* begin *

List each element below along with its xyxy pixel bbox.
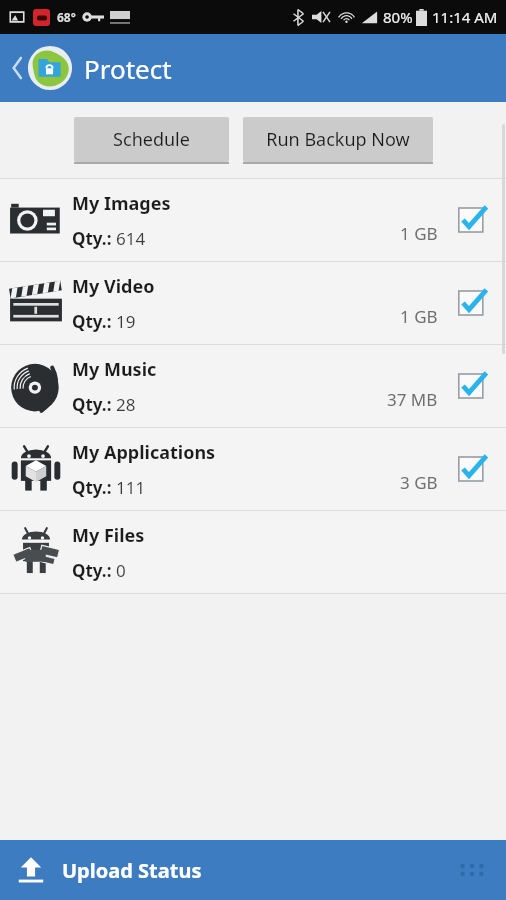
staticText: My Music xyxy=(72,357,157,382)
button[interactable]: My Applications xyxy=(0,428,506,510)
staticText: Run Backup Now xyxy=(266,127,410,152)
staticText: 1 GB xyxy=(400,305,438,328)
button[interactable]: Toggle My Music xyxy=(450,364,494,408)
staticText: My Video xyxy=(72,274,155,299)
staticText: Qty.: xyxy=(72,310,116,333)
button[interactable]: Toggle My Images xyxy=(450,198,494,242)
staticText: My Applications xyxy=(72,440,216,465)
button[interactable]: Schedule xyxy=(74,117,229,162)
staticText: 1 GB xyxy=(400,222,438,245)
staticText: Protect xyxy=(84,51,172,86)
button[interactable]: My Video xyxy=(0,262,506,344)
button[interactable]: Upload Status xyxy=(14,854,202,886)
button[interactable]: My Files xyxy=(0,511,506,593)
staticText: 11:14 AM xyxy=(432,7,498,27)
staticText: Qty.: xyxy=(72,559,116,582)
staticText: Qty.: xyxy=(72,393,116,416)
button[interactable]: My Images xyxy=(0,179,506,261)
staticText: 0 xyxy=(116,559,126,582)
staticText: Qty.: xyxy=(72,476,116,499)
staticText: My Files xyxy=(72,523,145,548)
staticText: Upload Status xyxy=(62,857,202,884)
staticText: 80% xyxy=(383,7,413,27)
button[interactable]: Run Backup Now xyxy=(243,117,433,162)
button[interactable]: Toggle My Video xyxy=(450,281,494,325)
staticText: Qty.: xyxy=(72,227,116,250)
staticText: 28 xyxy=(116,393,136,416)
staticText: 614 xyxy=(116,227,146,250)
staticText: 3 GB xyxy=(400,471,438,494)
staticText: My Images xyxy=(72,191,171,216)
staticText: 68° xyxy=(57,9,76,25)
staticText: 111 xyxy=(116,476,146,499)
button[interactable]: More options xyxy=(452,850,492,890)
staticText: 37 MB xyxy=(387,388,438,411)
button[interactable]: Back to Protect xyxy=(6,44,176,92)
staticText: Schedule xyxy=(113,127,190,152)
staticText: 19 xyxy=(116,310,136,333)
button[interactable]: Toggle My Applications xyxy=(450,447,494,491)
button[interactable]: My Music xyxy=(0,345,506,427)
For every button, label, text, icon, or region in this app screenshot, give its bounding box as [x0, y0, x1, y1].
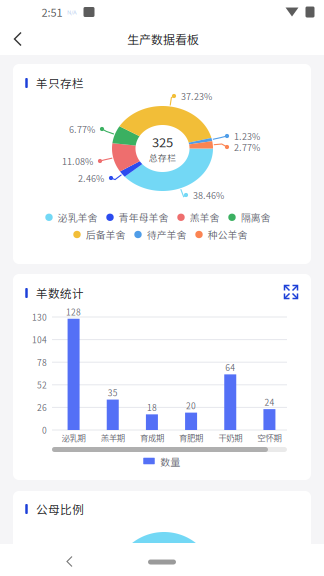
staticText: 羔羊期 [101, 431, 125, 444]
staticText: 64 [225, 361, 235, 374]
staticText: 泌乳期 [62, 431, 86, 444]
staticText: 78 [37, 356, 47, 368]
staticText: 128 [66, 306, 81, 318]
staticText: 6.77% [69, 122, 95, 136]
staticText: 2.46% [78, 172, 104, 184]
staticText: 38.46% [193, 188, 224, 202]
staticText: 20 [186, 400, 196, 412]
staticText: 24 [264, 396, 274, 408]
staticText: 羊数统计 [36, 284, 84, 301]
staticText: 后备羊舍 [86, 227, 126, 242]
staticText: 泌乳羊舍 [58, 210, 98, 224]
staticText: 104 [32, 333, 47, 346]
staticText: 37.23% [181, 90, 212, 102]
button[interactable]: Back [55, 549, 85, 575]
staticText: 0 [42, 424, 47, 436]
staticText: 羊只存栏 [36, 74, 84, 91]
staticText: 18 [147, 401, 157, 414]
staticText: 公母比例 [36, 500, 84, 517]
staticText: 育成期 [140, 431, 164, 444]
staticText: 1.23% [234, 130, 260, 142]
staticText: 空怀期 [257, 431, 281, 444]
staticText: 35 [108, 386, 118, 399]
staticText: N/A [67, 8, 77, 16]
staticText: 青年母羊舍 [119, 210, 169, 224]
staticText: 隔离舍 [241, 210, 271, 224]
staticText: 130 [32, 311, 47, 323]
staticText: 育肥期 [179, 431, 203, 444]
staticText: 11.08% [62, 154, 93, 168]
staticText: 种公羊舍 [208, 227, 248, 242]
staticText: 52 [37, 379, 47, 391]
button[interactable]: Back [0, 20, 37, 58]
staticText: 干奶期 [218, 431, 242, 444]
staticText: 26 [37, 401, 47, 414]
staticText: 2.77% [234, 140, 260, 154]
staticText: 待产羊舍 [147, 227, 187, 242]
staticText: 2:51 [42, 4, 62, 20]
staticText: 总存栏 [149, 151, 176, 164]
button[interactable]: Fullscreen [279, 280, 303, 304]
staticText: 生产数据看板 [127, 30, 199, 48]
staticText: 325 [152, 132, 173, 151]
staticText: 数量 [160, 454, 180, 469]
staticText: 羔羊舍 [190, 210, 220, 224]
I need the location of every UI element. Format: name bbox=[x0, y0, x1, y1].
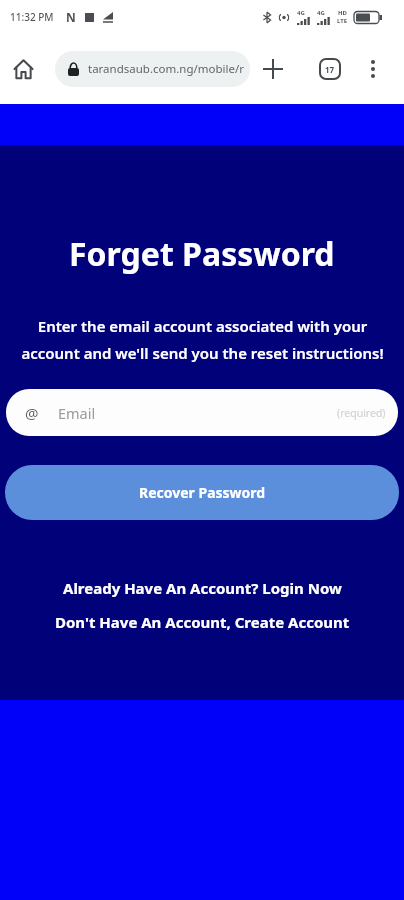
staticText: Recover Password bbox=[139, 483, 266, 502]
staticText: 4G bbox=[297, 9, 305, 17]
staticText: 4G bbox=[317, 9, 325, 17]
staticText: LTE bbox=[337, 17, 348, 25]
staticText: Enter the email account associated with … bbox=[21, 316, 384, 364]
staticText: (required) bbox=[337, 406, 386, 420]
staticText: 17 bbox=[325, 64, 335, 75]
button[interactable]: Don't Have An Account, Create Account bbox=[55, 612, 350, 632]
staticText: 11:32 PM bbox=[10, 10, 54, 24]
staticText: Forget Password bbox=[69, 232, 335, 276]
button[interactable]: Recover Password bbox=[5, 465, 399, 520]
button[interactable]: 17 bbox=[319, 58, 341, 80]
button[interactable]: @ bbox=[6, 389, 398, 436]
staticText: tarandsaub.com.ng/mobile/r bbox=[88, 61, 244, 77]
button[interactable] bbox=[13, 59, 34, 80]
button[interactable]: tarandsaub.com.ng/mobile/r bbox=[55, 51, 250, 87]
staticText: HD bbox=[338, 9, 347, 17]
staticText: Email bbox=[58, 403, 96, 423]
staticText: @ bbox=[25, 403, 39, 423]
button[interactable] bbox=[370, 60, 376, 78]
button[interactable] bbox=[263, 59, 283, 79]
button[interactable]: Already Have An Account? Login Now bbox=[63, 578, 342, 598]
staticText: N bbox=[66, 9, 76, 25]
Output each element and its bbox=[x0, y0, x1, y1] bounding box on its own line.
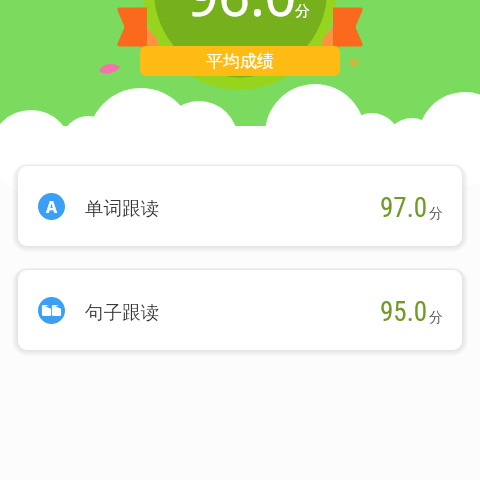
button[interactable]: A bbox=[18, 166, 462, 246]
staticText: 句子跟读 bbox=[85, 301, 159, 324]
staticText: 分 bbox=[429, 309, 443, 327]
staticText: 97.0 bbox=[380, 192, 428, 224]
staticText: 分 bbox=[429, 205, 443, 223]
staticText: 95.0 bbox=[380, 296, 428, 328]
staticText: A bbox=[46, 196, 58, 218]
staticText: 平均成绩 bbox=[206, 51, 274, 72]
staticText: 分 bbox=[295, 2, 310, 21]
staticText: 单词跟读 bbox=[85, 197, 159, 220]
button[interactable]: 句子跟读 bbox=[18, 270, 462, 350]
staticText: 96.0 bbox=[187, 0, 297, 32]
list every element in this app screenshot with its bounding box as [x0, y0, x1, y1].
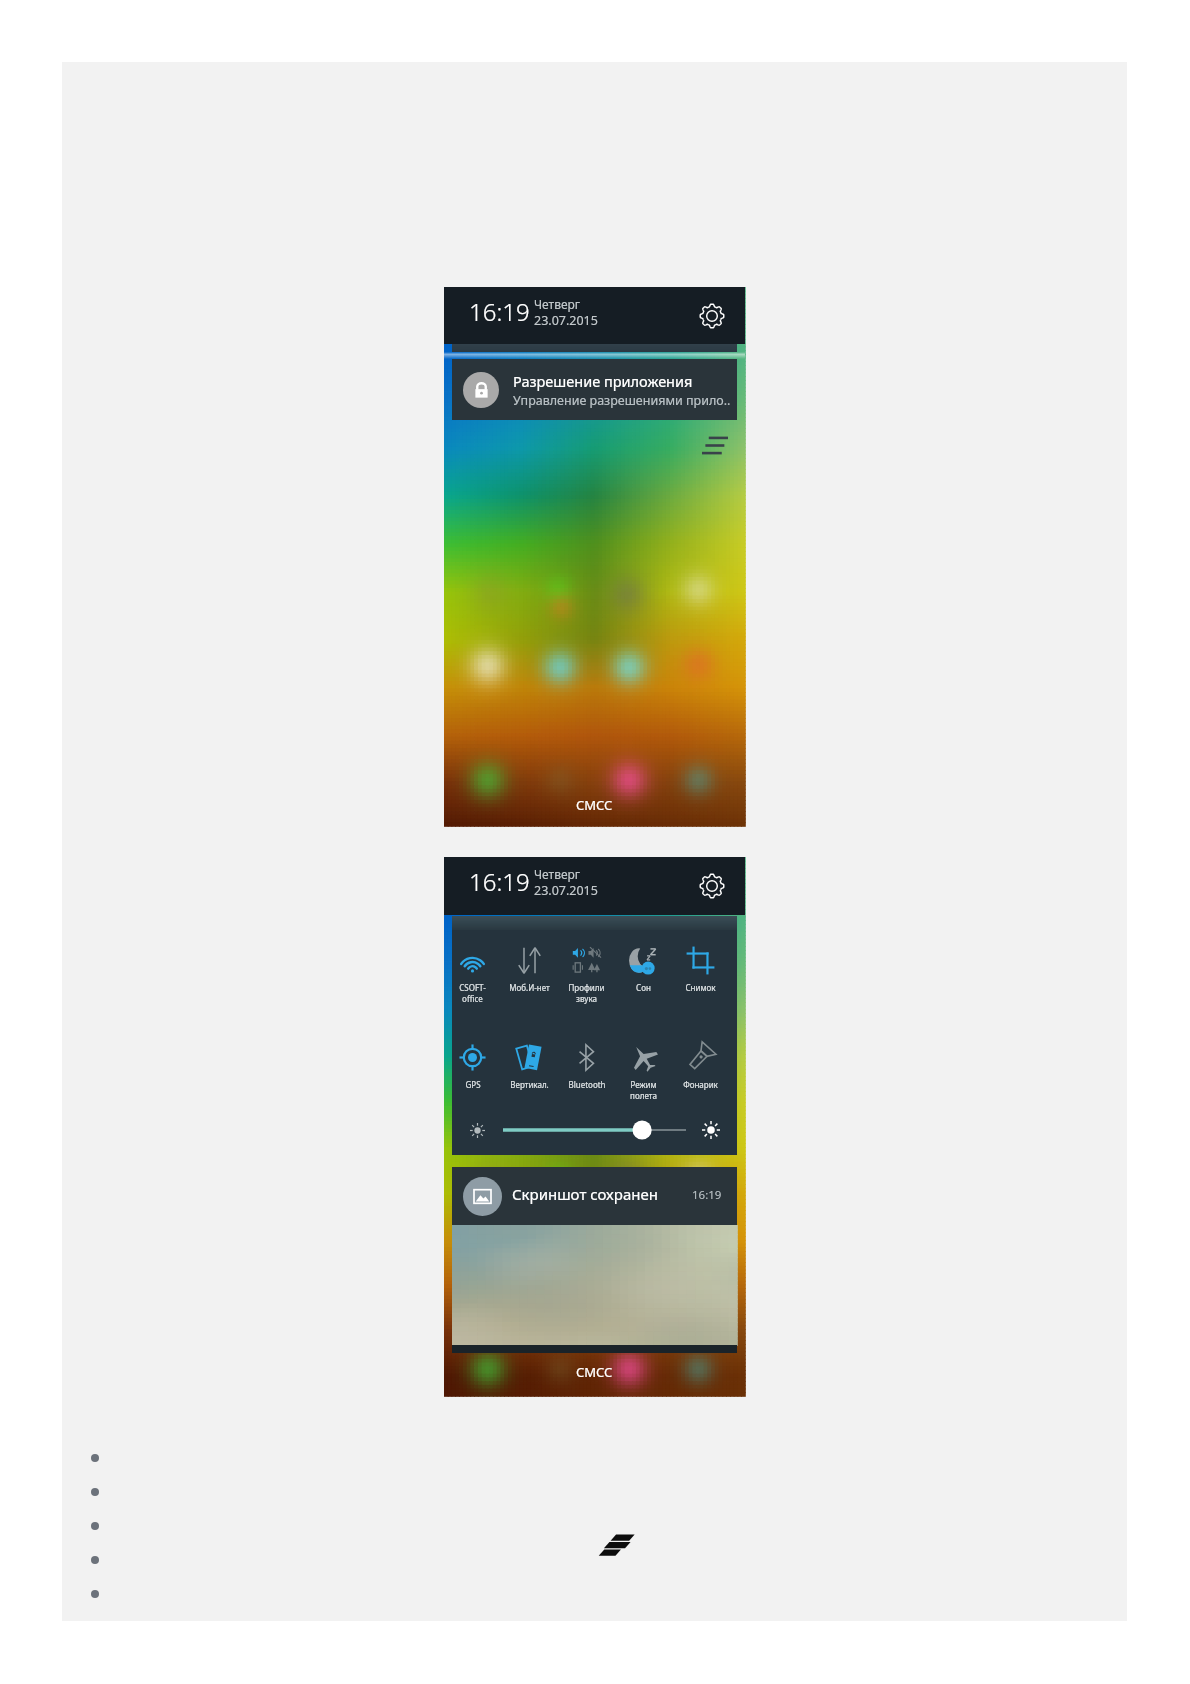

* end *

Update the entries by changing every "interactable" to "clickable" and leaving everything else as it is. Omit the pictures from your version.

List each element below along with its xyxy pixel bbox.
staticText: My Music xyxy=(72,357,157,382)
button[clickable]: My Applications xyxy=(0,428,506,510)
staticText: Run Backup Now xyxy=(266,127,410,152)
staticText: 1 GB xyxy=(400,305,438,328)
button[clickable]: Toggle My Music xyxy=(450,364,494,408)
staticText: My Video xyxy=(72,274,155,299)
staticText: Qty.: xyxy=(72,310,116,333)
button[clickable]: Toggle My Images xyxy=(450,198,494,242)
staticText: My Applications xyxy=(72,440,216,465)
button[clickable]: Schedule xyxy=(74,117,229,162)
staticText: 1 GB xyxy=(400,222,438,245)
staticText: Protect xyxy=(84,51,172,86)
button[clickable]: My Video xyxy=(0,262,506,344)
button[clickable]: Upload Status xyxy=(14,854,202,886)
button[clickable]: My Files xyxy=(0,511,506,593)
staticText: 11:14 AM xyxy=(432,7,498,27)
staticText: Qty.: xyxy=(72,559,116,582)
staticText: Qty.: xyxy=(72,393,116,416)
button[clickable]: My Images xyxy=(0,179,506,261)
staticText: 0 xyxy=(116,559,126,582)
staticText: Qty.: xyxy=(72,476,116,499)
staticText: My Files xyxy=(72,523,145,548)
staticText: Upload Status xyxy=(62,857,202,884)
staticText: 80% xyxy=(383,7,413,27)
button[clickable]: Run Backup Now xyxy=(243,117,433,162)
button[clickable]: Toggle My Video xyxy=(450,281,494,325)
staticText: Qty.: xyxy=(72,227,116,250)
staticText: 28 xyxy=(116,393,136,416)
staticText: 614 xyxy=(116,227,146,250)
staticText: 3 GB xyxy=(400,471,438,494)
staticText: My Images xyxy=(72,191,171,216)
staticText: 68° xyxy=(57,9,76,25)
staticText: 111 xyxy=(116,476,146,499)
button[clickable]: More options xyxy=(452,850,492,890)
staticText: 37 MB xyxy=(387,388,438,411)
button[clickable]: Back to Protect xyxy=(6,44,176,92)
staticText: Schedule xyxy=(113,127,190,152)
staticText: 19 xyxy=(116,310,136,333)
button[clickable]: Toggle My Applications xyxy=(450,447,494,491)
button[clickable]: My Music xyxy=(0,345,506,427)
For every button, label, text, icon, or region in this app screenshot, give its bounding box as [x0, y0, x1, y1].
staticText: 羔羊期 [101, 431, 125, 444]
staticText: 64 [225, 361, 235, 374]
staticText: 泌乳期 [62, 431, 86, 444]
staticText: 78 [37, 356, 47, 368]
staticText: 128 [66, 306, 81, 318]
staticText: 6.77% [69, 122, 95, 136]
staticText: 2.46% [78, 172, 104, 184]
staticText: 38.46% [193, 188, 224, 202]
staticText: 20 [186, 400, 196, 412]
staticText: 24 [264, 396, 274, 408]
staticText: 羊数统计 [36, 284, 84, 301]
staticText: 后备羊舍 [86, 227, 126, 242]
staticText: 泌乳羊舍 [58, 210, 98, 224]
staticText: 104 [32, 333, 47, 346]
staticText: 37.23% [181, 90, 212, 102]
button[clickable]: Back [55, 549, 85, 575]
staticText: 0 [42, 424, 47, 436]
staticText: 羊只存栏 [36, 74, 84, 91]
staticText: 18 [147, 401, 157, 414]
staticText: 公母比例 [36, 500, 84, 517]
staticText: 育成期 [140, 431, 164, 444]
staticText: 1.23% [234, 130, 260, 142]
staticText: 空怀期 [257, 431, 281, 444]
staticText: 35 [108, 386, 118, 399]
staticText: N/A [67, 8, 77, 16]
staticText: 青年母羊舍 [119, 210, 169, 224]
staticText: 隔离舍 [241, 210, 271, 224]
staticText: 130 [32, 311, 47, 323]
staticText: 育肥期 [179, 431, 203, 444]
staticText: 11.08% [62, 154, 93, 168]
staticText: 种公羊舍 [208, 227, 248, 242]
staticText: 52 [37, 379, 47, 391]
button[clickable]: Back [0, 20, 37, 58]
staticText: 干奶期 [218, 431, 242, 444]
staticText: 26 [37, 401, 47, 414]
staticText: 2.77% [234, 140, 260, 154]
staticText: 待产羊舍 [147, 227, 187, 242]
staticText: 2:51 [42, 4, 62, 20]
staticText: 总存栏 [149, 151, 176, 164]
button[clickable]: Fullscreen [279, 280, 303, 304]
staticText: 生产数据看板 [127, 30, 199, 48]
staticText: 325 [152, 132, 173, 151]
staticText: 数量 [160, 454, 180, 469]
staticText: 羔羊舍 [190, 210, 220, 224]
I need the location of every UI element. Format: name bbox=[x0, y0, x1, y1].
staticText: Recover Password bbox=[139, 483, 266, 502]
staticText: 4G bbox=[297, 9, 305, 17]
staticText: 4G bbox=[317, 9, 325, 17]
staticText: LTE bbox=[337, 17, 348, 25]
staticText: Enter the email account associated with … bbox=[21, 316, 384, 364]
staticText: (required) bbox=[337, 406, 386, 420]
staticText: 17 bbox=[325, 64, 335, 75]
button[clickable]: Don't Have An Account, Create Account bbox=[55, 612, 350, 632]
staticText: 11:32 PM bbox=[10, 10, 54, 24]
staticText: Forget Password bbox=[69, 232, 335, 276]
button[clickable]: Recover Password bbox=[5, 465, 399, 520]
button[clickable]: 17 bbox=[319, 58, 341, 80]
button[clickable]: @ bbox=[6, 389, 398, 436]
staticText: tarandsaub.com.ng/mobile/r bbox=[88, 61, 244, 77]
button[clickable] bbox=[13, 59, 34, 80]
button[clickable]: tarandsaub.com.ng/mobile/r bbox=[55, 51, 250, 87]
staticText: HD bbox=[338, 9, 347, 17]
staticText: Email bbox=[58, 403, 96, 423]
staticText: @ bbox=[25, 403, 39, 423]
button[clickable] bbox=[370, 60, 376, 78]
button[clickable] bbox=[263, 59, 283, 79]
button[clickable]: Already Have An Account? Login Now bbox=[63, 578, 342, 598]
staticText: N bbox=[66, 9, 76, 25]
Output each element and its bbox=[x0, y0, x1, y1] bounding box on its own line.
button[clickable]: A bbox=[18, 166, 462, 246]
staticText: 句子跟读 bbox=[85, 301, 159, 324]
staticText: 分 bbox=[429, 309, 443, 327]
staticText: 97.0 bbox=[380, 192, 428, 224]
staticText: 分 bbox=[429, 205, 443, 223]
staticText: 95.0 bbox=[380, 296, 428, 328]
staticText: A bbox=[46, 196, 58, 218]
staticText: 平均成绩 bbox=[206, 51, 274, 72]
staticText: 分 bbox=[295, 2, 310, 21]
staticText: 单词跟读 bbox=[85, 197, 159, 220]
button[clickable]: 句子跟读 bbox=[18, 270, 462, 350]
staticText: 96.0 bbox=[187, 0, 297, 32]
list every element in this app screenshot with its bounding box as [x0, y0, x1, y1].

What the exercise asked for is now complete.